(Item position entries)
# # #
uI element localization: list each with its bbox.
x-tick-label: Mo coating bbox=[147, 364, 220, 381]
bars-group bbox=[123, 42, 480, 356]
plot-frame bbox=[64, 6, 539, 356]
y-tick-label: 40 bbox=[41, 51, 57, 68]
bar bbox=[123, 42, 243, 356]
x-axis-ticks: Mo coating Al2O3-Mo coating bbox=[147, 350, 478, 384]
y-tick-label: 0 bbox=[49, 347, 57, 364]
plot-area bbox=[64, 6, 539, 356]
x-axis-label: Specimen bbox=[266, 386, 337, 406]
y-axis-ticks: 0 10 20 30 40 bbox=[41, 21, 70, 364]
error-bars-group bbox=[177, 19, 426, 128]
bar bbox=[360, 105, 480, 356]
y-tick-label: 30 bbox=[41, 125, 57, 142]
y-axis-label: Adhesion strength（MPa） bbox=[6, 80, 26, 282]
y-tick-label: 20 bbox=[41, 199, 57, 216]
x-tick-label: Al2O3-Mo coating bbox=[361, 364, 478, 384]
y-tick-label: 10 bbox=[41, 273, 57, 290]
# # #
■ INSTRUCTIONS TO FOLLOW ■
Reproduce every line of the entries above without any changes.

■ WRITTEN ANSWER ■
uI element localization: list each with its bbox.
x-tick-label: Mo coating bbox=[147, 364, 220, 381]
bars-group bbox=[123, 42, 480, 356]
plot-frame bbox=[64, 6, 539, 356]
y-tick-label: 40 bbox=[41, 51, 57, 68]
bar bbox=[123, 42, 243, 356]
x-axis-ticks: Mo coating Al2O3-Mo coating bbox=[147, 350, 478, 384]
y-tick-label: 0 bbox=[49, 347, 57, 364]
plot-area bbox=[64, 6, 539, 356]
x-axis-label: Specimen bbox=[266, 386, 337, 406]
y-axis-ticks: 0 10 20 30 40 bbox=[41, 21, 70, 364]
error-bars-group bbox=[177, 19, 426, 128]
bar bbox=[360, 105, 480, 356]
y-tick-label: 30 bbox=[41, 125, 57, 142]
y-axis-label: Adhesion strength（MPa） bbox=[6, 80, 26, 282]
y-tick-label: 20 bbox=[41, 199, 57, 216]
x-tick-label: Al2O3-Mo coating bbox=[361, 364, 478, 384]
y-tick-label: 10 bbox=[41, 273, 57, 290]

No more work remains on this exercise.